After the Revolution, Connecticut gave up its claim to the Susquehannah region of Pennsylvania in return for a grant by Congress to the Western Reserve, three million acres extending halfway across Ohio. A portion of the Reserve was set aside to compensate residents of Danbury, Fairfield, New Haven, New London, and Norwalk, who had suffered property damage from the British during the Revolution. The rest of the Reserve was sold for $1.2 million to Oliver Phelps (1749-1809), a land speculator who already owned more land than any individual in North America. Phelps and his associates organized the Connecticut Land Company, setting aside an endowment fund for education and arranging to survey the new acquisition. In 1796, Moses Cleavelend of Canterbury and a party of fifty conducted the survey, selecting an attractive spot near the junction of the Cuyahoga River and Lake Erie for the chief settlement of the Reserve. He set off a ten-acre public square, divided the town into lots, and thus established the town that was named for him.

Emigrants from Connecticut to the Western Reserve in the 1790s and early 1800s suffered hardships in isolated cabins set in the wilderness. Roads were primitive, and markets for produce were few. But after the War of 1812, as the Indians withdrew and markets developed, a tide of pioneers set out for the Reserve. Advertisements gave glowing descriptions of the new country, and land agents offered easy terms for purchase. More than thirty Connecticut town names were transplanted to Ohio. The exodus limited Connecticut's population growth to one-seventh that of the United States as a whole.

• Source excerpt:
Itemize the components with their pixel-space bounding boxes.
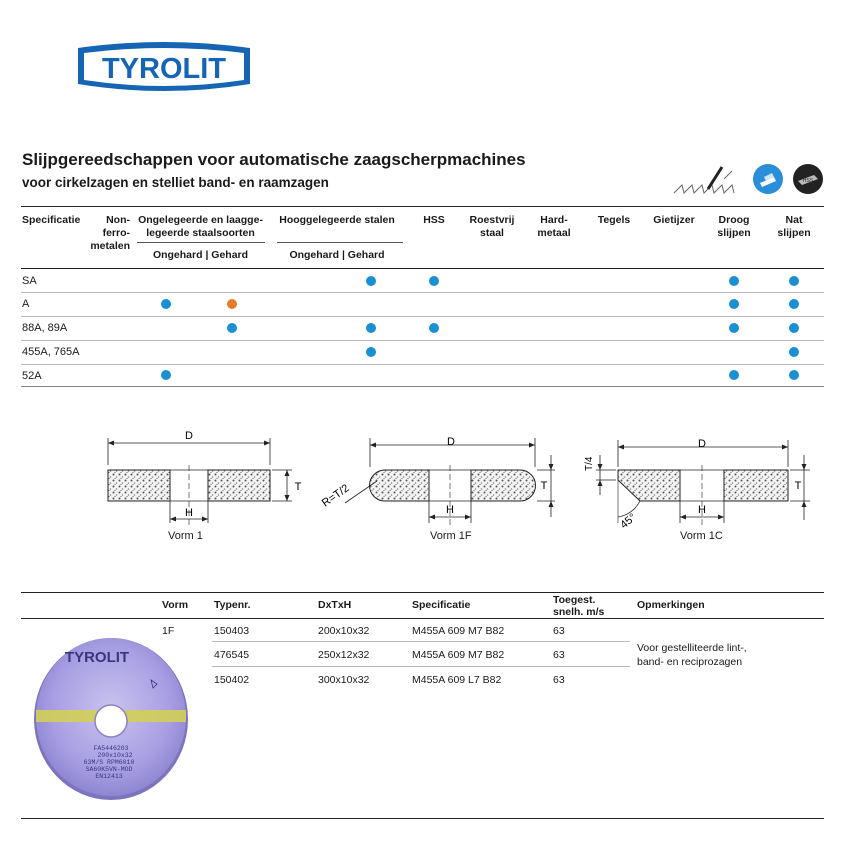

• Exercise instructions:
1: In the text on the Western Reserve, for what sum was the rest of the Reserve sold to Oliver Phelps?
2: Name every town whose residents received compensation from part of the Reserve, according to the Western Reserve text.

• Problem solutions:
1: $1.2 million

2: Danbury, Fairfield, New Haven, New London, Norwalk